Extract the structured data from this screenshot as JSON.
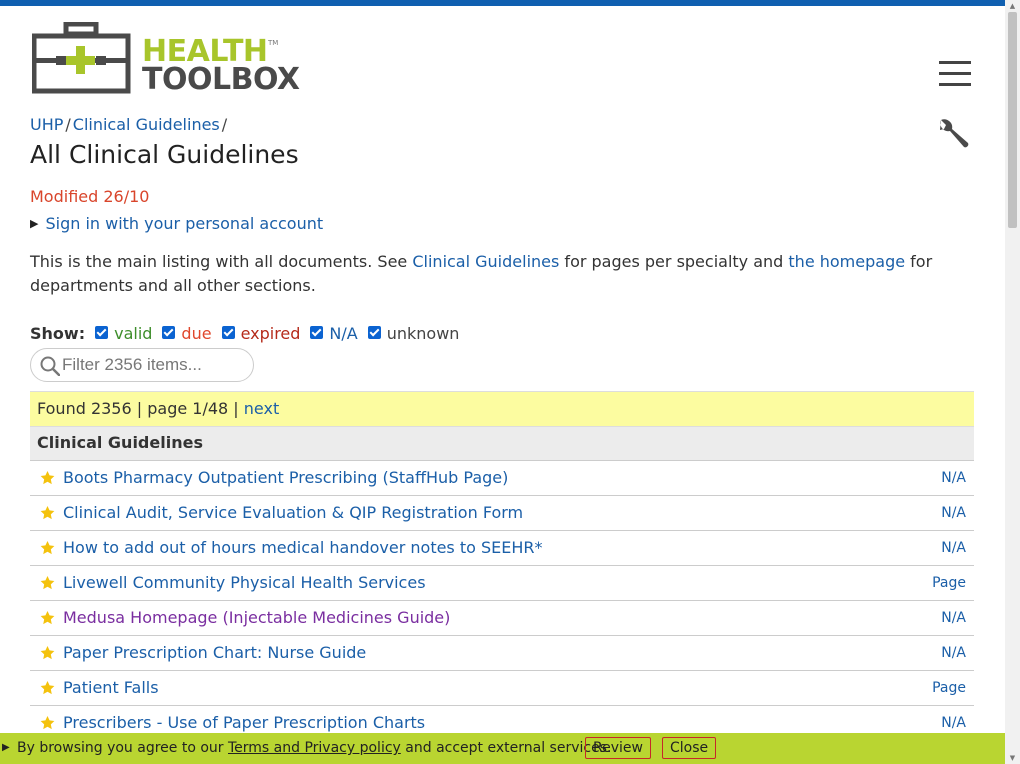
{
  "logo": {
    "line1": "HEALTH",
    "line2": "TOOLBOX",
    "tm": "TM"
  },
  "breadcrumb": [
    {
      "label": "UHP"
    },
    {
      "label": "Clinical Guidelines"
    }
  ],
  "breadcrumb_sep": "/",
  "page_title": "All Clinical Guidelines",
  "modified": "Modified 26/10",
  "signin": {
    "arrow": "▶",
    "label": "Sign in with your personal account"
  },
  "intro": {
    "text1": "This is the main listing with all documents. See ",
    "link1": "Clinical Guidelines",
    "text2": " for pages per specialty and ",
    "link2": "the homepage",
    "text3": " for departments and all other sections."
  },
  "show": {
    "label": "Show:",
    "options": [
      {
        "label": "valid",
        "checked": true
      },
      {
        "label": "due",
        "checked": true
      },
      {
        "label": "expired",
        "checked": true
      },
      {
        "label": "N/A",
        "checked": true
      },
      {
        "label": "unknown",
        "checked": true
      }
    ]
  },
  "filter": {
    "placeholder": "Filter 2356 items..."
  },
  "found": {
    "text": "Found 2356 | page 1/48 | ",
    "next": "next"
  },
  "section": "Clinical Guidelines",
  "items": [
    {
      "title": "Boots Pharmacy Outpatient Prescribing (StaffHub Page)",
      "status": "N/A"
    },
    {
      "title": "Clinical Audit, Service Evaluation & QIP Registration Form",
      "status": "N/A"
    },
    {
      "title": "How to add out of hours medical handover notes to SEEHR*",
      "status": "N/A"
    },
    {
      "title": "Livewell Community Physical Health Services",
      "status": "Page"
    },
    {
      "title": "Medusa Homepage (Injectable Medicines Guide)",
      "status": "N/A",
      "visited": true
    },
    {
      "title": "Paper Prescription Chart: Nurse Guide",
      "status": "N/A"
    },
    {
      "title": "Patient Falls",
      "status": "Page"
    },
    {
      "title": "Prescribers - Use of Paper Prescription Charts",
      "status": "N/A"
    }
  ],
  "cookie": {
    "arrow": "▶",
    "text1": "By browsing you agree to our ",
    "link": "Terms and Privacy policy",
    "text2": " and accept external services.",
    "review": "Review",
    "close": "Close"
  },
  "colors": {
    "brand_green": "#a8c52b",
    "link_blue": "#1b5fa8",
    "top_bar": "#0f5fb0",
    "found_bg": "#fcfca0",
    "cookie_bg": "#b9d531"
  }
}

──────────────────────────────

Given request:
All the records need to be repeated exactly, with the images dropped.

Task result:
Extract the structured data from this screenshot as JSON.
{
  "logo": {
    "line1": "HEALTH",
    "line2": "TOOLBOX",
    "tm": "TM"
  },
  "breadcrumb": [
    {
      "label": "UHP"
    },
    {
      "label": "Clinical Guidelines"
    }
  ],
  "breadcrumb_sep": "/",
  "page_title": "All Clinical Guidelines",
  "modified": "Modified 26/10",
  "signin": {
    "arrow": "▶",
    "label": "Sign in with your personal account"
  },
  "intro": {
    "text1": "This is the main listing with all documents. See ",
    "link1": "Clinical Guidelines",
    "text2": " for pages per specialty and ",
    "link2": "the homepage",
    "text3": " for departments and all other sections."
  },
  "show": {
    "label": "Show:",
    "options": [
      {
        "label": "valid",
        "checked": true
      },
      {
        "label": "due",
        "checked": true
      },
      {
        "label": "expired",
        "checked": true
      },
      {
        "label": "N/A",
        "checked": true
      },
      {
        "label": "unknown",
        "checked": true
      }
    ]
  },
  "filter": {
    "placeholder": "Filter 2356 items..."
  },
  "found": {
    "text": "Found 2356 | page 1/48 | ",
    "next": "next"
  },
  "section": "Clinical Guidelines",
  "items": [
    {
      "title": "Boots Pharmacy Outpatient Prescribing (StaffHub Page)",
      "status": "N/A"
    },
    {
      "title": "Clinical Audit, Service Evaluation & QIP Registration Form",
      "status": "N/A"
    },
    {
      "title": "How to add out of hours medical handover notes to SEEHR*",
      "status": "N/A"
    },
    {
      "title": "Livewell Community Physical Health Services",
      "status": "Page"
    },
    {
      "title": "Medusa Homepage (Injectable Medicines Guide)",
      "status": "N/A",
      "visited": true
    },
    {
      "title": "Paper Prescription Chart: Nurse Guide",
      "status": "N/A"
    },
    {
      "title": "Patient Falls",
      "status": "Page"
    },
    {
      "title": "Prescribers - Use of Paper Prescription Charts",
      "status": "N/A"
    }
  ],
  "cookie": {
    "arrow": "▶",
    "text1": "By browsing you agree to our ",
    "link": "Terms and Privacy policy",
    "text2": " and accept external services.",
    "review": "Review",
    "close": "Close"
  },
  "colors": {
    "brand_green": "#a8c52b",
    "link_blue": "#1b5fa8",
    "top_bar": "#0f5fb0",
    "found_bg": "#fcfca0",
    "cookie_bg": "#b9d531"
  }
}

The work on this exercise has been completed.